Material for the task:
>> Start
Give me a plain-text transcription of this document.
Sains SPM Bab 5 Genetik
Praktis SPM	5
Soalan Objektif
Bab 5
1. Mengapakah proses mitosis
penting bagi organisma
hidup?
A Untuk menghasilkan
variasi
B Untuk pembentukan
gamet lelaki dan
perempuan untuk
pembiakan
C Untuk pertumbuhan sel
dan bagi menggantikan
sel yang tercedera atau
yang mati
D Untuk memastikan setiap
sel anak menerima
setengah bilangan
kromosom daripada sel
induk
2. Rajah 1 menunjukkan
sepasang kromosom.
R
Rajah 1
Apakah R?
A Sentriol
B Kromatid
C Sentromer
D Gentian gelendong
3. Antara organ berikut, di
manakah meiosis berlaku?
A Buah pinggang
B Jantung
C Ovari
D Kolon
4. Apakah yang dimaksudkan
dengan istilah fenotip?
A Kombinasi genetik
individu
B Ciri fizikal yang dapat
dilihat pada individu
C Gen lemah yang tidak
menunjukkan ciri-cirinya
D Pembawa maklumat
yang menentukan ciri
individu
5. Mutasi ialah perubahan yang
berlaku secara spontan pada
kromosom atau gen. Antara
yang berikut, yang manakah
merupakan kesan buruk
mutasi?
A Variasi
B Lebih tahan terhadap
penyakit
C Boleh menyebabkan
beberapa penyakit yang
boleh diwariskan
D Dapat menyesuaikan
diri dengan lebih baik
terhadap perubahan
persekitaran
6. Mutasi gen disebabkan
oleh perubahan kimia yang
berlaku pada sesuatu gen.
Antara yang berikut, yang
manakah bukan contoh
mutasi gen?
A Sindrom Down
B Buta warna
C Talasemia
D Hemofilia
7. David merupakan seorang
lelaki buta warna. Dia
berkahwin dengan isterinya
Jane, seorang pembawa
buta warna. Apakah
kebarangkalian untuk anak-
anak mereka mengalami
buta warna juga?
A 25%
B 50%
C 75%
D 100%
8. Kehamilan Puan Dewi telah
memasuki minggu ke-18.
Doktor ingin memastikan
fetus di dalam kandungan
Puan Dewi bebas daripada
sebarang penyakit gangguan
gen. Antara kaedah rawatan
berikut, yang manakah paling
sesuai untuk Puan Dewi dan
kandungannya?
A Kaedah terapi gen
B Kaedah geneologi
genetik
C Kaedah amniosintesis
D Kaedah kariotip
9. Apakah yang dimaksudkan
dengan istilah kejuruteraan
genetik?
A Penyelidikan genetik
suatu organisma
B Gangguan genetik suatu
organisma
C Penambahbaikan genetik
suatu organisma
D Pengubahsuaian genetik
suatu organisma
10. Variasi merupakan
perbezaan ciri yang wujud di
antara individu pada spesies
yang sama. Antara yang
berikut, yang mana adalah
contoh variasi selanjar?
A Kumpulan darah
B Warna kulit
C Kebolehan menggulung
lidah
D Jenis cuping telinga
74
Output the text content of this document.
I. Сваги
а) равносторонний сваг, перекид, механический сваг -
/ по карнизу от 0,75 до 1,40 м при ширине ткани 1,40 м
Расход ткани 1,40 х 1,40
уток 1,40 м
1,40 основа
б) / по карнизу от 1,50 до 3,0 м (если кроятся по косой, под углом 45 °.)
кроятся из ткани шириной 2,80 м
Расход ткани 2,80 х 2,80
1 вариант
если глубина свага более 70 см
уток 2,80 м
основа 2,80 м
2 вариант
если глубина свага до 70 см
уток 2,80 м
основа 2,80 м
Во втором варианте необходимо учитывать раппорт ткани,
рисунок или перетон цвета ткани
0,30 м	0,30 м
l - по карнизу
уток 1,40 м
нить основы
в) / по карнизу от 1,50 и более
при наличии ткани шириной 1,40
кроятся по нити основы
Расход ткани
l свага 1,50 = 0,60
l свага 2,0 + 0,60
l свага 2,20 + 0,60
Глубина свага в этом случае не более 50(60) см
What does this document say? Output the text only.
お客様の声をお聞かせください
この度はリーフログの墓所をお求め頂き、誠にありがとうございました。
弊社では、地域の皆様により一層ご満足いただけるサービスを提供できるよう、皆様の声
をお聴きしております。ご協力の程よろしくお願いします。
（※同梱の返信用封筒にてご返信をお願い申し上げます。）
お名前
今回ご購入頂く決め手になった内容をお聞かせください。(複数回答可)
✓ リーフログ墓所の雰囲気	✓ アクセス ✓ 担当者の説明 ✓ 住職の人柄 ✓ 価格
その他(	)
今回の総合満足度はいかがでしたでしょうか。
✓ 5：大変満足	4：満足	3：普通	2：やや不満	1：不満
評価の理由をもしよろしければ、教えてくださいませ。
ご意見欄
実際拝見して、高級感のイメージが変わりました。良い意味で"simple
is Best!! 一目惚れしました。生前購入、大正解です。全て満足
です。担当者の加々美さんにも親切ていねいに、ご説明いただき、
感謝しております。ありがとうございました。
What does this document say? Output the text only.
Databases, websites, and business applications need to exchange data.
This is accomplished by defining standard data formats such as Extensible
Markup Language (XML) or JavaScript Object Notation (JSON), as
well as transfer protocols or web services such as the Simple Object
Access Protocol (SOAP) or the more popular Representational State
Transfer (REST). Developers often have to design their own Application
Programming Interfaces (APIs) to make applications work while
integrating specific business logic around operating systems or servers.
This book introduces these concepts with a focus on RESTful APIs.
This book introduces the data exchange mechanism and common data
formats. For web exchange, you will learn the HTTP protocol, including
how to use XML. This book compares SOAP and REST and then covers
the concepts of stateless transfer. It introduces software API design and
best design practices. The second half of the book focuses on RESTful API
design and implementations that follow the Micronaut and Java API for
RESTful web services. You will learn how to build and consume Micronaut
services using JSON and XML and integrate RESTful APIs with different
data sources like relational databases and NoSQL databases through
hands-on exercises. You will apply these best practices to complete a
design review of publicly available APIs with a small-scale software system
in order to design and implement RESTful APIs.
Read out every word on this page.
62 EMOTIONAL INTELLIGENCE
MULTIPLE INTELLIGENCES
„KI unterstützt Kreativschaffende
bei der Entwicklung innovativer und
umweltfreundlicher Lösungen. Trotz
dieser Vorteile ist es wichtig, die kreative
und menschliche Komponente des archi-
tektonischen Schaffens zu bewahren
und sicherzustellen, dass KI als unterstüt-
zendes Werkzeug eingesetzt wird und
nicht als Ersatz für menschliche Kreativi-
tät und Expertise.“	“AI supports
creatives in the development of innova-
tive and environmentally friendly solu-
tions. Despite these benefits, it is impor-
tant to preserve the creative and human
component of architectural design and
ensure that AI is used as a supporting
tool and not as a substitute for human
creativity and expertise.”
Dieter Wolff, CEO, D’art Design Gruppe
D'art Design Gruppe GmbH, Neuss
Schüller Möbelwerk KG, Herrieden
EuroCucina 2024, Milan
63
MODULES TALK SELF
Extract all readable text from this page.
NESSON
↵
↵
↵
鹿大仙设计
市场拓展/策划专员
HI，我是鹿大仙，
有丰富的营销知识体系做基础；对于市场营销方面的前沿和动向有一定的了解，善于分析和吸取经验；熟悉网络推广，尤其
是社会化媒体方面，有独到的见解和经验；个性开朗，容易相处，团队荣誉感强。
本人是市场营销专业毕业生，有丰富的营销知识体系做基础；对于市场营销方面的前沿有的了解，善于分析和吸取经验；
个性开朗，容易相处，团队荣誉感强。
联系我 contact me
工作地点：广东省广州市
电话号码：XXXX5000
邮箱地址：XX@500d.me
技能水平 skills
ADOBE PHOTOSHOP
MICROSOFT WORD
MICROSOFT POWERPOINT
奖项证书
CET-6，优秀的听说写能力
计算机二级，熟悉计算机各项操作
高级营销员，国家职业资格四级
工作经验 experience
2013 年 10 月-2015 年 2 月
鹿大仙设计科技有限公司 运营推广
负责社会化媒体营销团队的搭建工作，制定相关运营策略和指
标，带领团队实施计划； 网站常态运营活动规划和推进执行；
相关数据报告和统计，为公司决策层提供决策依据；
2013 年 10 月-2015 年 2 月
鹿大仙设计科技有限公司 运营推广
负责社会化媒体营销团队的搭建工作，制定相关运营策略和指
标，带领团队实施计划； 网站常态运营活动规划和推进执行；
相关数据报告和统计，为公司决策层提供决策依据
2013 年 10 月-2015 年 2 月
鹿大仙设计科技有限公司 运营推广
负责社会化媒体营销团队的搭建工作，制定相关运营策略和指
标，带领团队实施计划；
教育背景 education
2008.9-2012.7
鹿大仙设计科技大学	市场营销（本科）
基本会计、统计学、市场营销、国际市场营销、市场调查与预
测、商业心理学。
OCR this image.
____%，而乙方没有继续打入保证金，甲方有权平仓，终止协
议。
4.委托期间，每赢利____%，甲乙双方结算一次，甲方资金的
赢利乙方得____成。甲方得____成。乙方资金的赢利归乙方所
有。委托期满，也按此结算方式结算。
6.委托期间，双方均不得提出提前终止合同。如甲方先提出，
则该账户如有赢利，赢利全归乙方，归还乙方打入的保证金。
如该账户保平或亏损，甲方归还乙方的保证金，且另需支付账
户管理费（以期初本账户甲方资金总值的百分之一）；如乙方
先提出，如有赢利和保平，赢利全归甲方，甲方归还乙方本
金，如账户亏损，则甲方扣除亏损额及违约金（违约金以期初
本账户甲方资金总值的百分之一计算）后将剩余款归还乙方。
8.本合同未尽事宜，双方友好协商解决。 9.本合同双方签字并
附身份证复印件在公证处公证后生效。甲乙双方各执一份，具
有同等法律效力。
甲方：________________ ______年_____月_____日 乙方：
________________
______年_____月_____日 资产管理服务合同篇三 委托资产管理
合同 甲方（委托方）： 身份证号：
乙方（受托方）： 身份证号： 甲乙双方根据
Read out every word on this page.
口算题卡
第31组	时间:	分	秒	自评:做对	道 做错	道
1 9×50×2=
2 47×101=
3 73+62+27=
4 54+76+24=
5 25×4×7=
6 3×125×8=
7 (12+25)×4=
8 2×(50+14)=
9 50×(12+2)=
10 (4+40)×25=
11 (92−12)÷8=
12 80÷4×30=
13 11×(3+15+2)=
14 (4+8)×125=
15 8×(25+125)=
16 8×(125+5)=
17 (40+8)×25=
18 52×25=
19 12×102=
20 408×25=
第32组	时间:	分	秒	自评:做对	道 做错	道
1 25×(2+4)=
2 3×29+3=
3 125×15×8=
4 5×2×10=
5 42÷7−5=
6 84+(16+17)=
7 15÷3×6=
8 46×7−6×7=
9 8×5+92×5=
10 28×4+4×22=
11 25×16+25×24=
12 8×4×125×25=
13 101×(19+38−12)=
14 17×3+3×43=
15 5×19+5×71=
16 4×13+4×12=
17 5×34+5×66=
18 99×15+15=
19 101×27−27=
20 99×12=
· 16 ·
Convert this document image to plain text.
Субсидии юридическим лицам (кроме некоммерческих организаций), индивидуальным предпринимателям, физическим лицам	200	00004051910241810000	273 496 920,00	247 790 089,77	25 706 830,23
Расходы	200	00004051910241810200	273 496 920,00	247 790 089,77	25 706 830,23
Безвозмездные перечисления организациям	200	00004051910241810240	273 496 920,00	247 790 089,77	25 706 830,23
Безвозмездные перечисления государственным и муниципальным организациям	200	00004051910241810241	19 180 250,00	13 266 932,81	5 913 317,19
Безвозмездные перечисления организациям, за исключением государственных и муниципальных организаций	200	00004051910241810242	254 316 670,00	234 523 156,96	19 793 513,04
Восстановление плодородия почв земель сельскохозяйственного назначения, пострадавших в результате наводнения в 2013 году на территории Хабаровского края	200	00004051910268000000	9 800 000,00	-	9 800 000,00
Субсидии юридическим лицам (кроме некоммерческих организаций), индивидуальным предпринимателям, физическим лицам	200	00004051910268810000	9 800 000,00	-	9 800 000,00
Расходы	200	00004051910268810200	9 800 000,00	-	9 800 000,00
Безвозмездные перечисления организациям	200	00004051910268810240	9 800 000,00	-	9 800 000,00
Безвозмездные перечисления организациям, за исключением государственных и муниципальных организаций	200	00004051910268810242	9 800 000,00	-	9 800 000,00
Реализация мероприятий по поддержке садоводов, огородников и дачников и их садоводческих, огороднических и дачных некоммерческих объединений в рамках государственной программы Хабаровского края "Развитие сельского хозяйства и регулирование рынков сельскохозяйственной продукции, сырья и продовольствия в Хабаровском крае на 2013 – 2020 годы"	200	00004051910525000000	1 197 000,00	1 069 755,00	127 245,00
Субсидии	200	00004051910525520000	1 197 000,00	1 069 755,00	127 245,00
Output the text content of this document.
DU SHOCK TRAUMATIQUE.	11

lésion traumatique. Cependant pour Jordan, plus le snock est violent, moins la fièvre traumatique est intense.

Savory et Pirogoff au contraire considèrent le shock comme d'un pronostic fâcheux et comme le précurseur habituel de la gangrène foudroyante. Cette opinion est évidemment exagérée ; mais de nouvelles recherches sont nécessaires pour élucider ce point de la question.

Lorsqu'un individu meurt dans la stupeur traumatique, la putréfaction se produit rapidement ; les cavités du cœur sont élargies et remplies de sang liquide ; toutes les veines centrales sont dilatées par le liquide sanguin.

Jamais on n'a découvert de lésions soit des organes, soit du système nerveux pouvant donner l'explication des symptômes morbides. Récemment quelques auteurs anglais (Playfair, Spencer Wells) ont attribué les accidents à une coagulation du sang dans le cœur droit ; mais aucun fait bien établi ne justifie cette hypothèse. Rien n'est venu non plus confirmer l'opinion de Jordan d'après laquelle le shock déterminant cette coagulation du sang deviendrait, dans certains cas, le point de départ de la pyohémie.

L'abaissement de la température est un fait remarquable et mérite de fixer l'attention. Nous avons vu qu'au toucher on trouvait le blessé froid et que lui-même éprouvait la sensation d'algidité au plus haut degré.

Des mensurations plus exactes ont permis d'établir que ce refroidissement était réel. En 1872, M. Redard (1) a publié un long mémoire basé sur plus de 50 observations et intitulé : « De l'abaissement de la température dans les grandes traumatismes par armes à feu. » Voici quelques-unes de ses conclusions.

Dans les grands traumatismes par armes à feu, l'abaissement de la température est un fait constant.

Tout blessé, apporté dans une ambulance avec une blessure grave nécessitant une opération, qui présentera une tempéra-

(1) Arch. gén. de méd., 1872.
>> End
What you have to do: Show every line from the listing above in which the string "Micronaut" appears.

Solution for this exercise:
design and implementations that follow the Micronaut and Java API for
RESTful web services. You will learn how to build and consume Micronaut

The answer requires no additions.